▶ The task
Extract from the listing each line in which the word "plus" appears.

** Begin Data entries **

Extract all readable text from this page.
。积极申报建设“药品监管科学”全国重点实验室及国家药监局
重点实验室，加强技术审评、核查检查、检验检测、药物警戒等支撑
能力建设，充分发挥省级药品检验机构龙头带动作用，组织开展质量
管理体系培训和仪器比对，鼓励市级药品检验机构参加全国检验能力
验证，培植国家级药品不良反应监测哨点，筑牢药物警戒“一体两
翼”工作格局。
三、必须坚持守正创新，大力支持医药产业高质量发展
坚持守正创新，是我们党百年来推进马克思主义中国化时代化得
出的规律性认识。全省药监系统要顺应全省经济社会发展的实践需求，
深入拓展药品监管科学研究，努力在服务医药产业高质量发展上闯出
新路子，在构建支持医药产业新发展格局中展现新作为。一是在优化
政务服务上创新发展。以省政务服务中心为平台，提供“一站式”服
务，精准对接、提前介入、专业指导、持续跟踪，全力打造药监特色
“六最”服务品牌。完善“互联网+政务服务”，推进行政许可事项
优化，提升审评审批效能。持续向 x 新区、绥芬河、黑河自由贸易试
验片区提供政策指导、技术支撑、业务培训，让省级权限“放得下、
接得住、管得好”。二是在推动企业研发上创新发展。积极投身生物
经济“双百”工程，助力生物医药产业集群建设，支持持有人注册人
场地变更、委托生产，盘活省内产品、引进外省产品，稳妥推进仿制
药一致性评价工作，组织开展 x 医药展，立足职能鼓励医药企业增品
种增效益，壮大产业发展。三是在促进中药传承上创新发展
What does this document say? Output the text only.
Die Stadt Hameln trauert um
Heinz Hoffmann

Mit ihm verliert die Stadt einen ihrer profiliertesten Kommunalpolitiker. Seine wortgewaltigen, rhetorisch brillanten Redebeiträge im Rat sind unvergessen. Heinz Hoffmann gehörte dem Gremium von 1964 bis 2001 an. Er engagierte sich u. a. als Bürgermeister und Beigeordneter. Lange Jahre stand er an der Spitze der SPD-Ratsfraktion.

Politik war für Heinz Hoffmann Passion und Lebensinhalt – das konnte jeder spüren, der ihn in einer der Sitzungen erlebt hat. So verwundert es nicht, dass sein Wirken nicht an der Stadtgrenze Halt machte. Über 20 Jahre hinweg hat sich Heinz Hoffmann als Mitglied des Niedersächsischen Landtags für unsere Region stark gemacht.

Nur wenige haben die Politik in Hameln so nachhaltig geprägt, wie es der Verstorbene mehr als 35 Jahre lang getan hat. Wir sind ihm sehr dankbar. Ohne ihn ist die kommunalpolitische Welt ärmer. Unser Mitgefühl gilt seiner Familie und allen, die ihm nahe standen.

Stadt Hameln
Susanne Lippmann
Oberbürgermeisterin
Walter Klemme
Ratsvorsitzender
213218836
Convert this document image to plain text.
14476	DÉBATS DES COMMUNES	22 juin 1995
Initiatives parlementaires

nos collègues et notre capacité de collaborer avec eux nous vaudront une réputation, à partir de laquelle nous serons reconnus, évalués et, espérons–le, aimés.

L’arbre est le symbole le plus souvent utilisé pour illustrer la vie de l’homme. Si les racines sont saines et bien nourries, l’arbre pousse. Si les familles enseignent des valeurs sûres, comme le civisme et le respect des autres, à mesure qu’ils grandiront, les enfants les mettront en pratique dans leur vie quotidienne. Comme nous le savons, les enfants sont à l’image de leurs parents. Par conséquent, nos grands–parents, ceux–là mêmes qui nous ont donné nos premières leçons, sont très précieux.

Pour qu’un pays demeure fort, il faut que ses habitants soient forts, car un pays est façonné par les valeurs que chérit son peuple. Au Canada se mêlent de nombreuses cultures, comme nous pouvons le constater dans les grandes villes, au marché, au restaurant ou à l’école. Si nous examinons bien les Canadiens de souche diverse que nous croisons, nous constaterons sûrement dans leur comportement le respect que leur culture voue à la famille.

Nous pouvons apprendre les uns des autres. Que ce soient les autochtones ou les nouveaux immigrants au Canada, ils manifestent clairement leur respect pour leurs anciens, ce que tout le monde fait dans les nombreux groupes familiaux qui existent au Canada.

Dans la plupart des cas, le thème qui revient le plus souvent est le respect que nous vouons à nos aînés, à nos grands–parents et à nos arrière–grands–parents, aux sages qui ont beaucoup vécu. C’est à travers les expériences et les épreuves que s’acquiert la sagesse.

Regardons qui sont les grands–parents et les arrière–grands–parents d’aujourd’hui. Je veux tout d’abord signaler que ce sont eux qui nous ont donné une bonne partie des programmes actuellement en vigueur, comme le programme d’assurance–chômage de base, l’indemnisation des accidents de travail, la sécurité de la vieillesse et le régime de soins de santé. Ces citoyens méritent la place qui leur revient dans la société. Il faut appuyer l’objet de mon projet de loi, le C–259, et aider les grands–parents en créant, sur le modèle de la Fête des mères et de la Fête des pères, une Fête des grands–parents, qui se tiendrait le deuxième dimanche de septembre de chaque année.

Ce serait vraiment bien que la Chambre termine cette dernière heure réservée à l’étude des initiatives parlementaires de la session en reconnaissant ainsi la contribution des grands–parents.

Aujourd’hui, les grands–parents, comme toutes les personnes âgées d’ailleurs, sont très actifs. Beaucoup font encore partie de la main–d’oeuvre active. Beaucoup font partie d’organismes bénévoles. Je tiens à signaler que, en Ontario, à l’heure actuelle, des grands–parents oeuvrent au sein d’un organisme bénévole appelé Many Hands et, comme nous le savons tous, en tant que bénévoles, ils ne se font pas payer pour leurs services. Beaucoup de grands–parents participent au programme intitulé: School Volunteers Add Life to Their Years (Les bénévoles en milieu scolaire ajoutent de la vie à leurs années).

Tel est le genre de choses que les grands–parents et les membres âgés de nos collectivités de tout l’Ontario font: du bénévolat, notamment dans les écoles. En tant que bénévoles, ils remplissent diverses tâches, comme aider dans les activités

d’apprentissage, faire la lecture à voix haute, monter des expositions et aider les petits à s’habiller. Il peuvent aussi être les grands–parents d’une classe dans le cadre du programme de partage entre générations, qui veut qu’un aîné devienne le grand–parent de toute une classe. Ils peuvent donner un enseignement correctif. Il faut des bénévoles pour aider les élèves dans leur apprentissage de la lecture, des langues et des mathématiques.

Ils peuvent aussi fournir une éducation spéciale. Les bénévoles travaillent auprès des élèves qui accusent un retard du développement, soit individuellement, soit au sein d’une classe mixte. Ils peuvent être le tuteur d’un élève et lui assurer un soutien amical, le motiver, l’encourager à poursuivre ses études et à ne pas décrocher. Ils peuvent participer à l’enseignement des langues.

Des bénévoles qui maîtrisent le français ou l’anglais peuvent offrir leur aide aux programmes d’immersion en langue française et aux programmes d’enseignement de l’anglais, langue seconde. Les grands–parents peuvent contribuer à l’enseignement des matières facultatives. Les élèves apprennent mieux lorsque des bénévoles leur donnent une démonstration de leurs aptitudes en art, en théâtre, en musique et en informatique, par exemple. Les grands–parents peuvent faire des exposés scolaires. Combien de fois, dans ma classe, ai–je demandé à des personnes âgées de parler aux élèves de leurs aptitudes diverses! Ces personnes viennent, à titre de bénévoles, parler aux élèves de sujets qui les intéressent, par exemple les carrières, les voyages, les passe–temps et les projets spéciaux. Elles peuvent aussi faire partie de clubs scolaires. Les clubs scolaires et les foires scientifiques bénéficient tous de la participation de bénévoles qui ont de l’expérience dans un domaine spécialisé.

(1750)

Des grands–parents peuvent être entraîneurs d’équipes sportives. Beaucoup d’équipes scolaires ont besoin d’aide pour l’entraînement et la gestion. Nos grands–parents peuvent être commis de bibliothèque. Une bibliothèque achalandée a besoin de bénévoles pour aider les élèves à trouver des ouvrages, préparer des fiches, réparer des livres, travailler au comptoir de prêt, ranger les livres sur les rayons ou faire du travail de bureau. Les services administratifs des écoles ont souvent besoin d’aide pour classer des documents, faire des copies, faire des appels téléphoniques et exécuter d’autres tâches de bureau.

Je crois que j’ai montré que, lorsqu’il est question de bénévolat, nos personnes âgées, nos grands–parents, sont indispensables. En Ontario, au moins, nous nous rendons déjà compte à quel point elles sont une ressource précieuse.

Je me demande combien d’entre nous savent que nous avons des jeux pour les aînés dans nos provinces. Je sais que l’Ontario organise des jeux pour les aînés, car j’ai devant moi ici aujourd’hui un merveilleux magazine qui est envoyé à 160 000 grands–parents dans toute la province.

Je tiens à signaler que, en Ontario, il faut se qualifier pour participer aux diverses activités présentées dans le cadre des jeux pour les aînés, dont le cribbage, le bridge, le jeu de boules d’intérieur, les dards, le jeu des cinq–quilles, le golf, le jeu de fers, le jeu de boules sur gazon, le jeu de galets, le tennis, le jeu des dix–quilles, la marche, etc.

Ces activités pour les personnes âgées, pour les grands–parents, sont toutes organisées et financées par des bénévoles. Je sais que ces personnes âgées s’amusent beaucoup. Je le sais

** End Data entries **

▶ Expected answer
L’arbre est le symbole le plus souvent utilisé pour illustrer la vie de l’homme. Si les racines sont saines et bien nourries, l’arbre pousse. Si les familles enseignent des valeurs sûres, comme le civisme et le respect des autres, à mesure qu’ils grandiront, les enfants les mettront en pratique dans leur vie quotidienne. Comme nous le savons, les enfants sont à l’image de leurs parents. Par conséquent, nos grands–parents, ceux–là mêmes qui nous ont donné nos premières leçons, sont très précieux.
Dans la plupart des cas, le thème qui revient le plus souvent est le respect que nous vouons à nos aînés, à nos grands–parents et à nos arrière–grands–parents, aux sages qui ont beaucoup vécu. C’est à travers les expériences et les épreuves que s’acquiert la sagesse.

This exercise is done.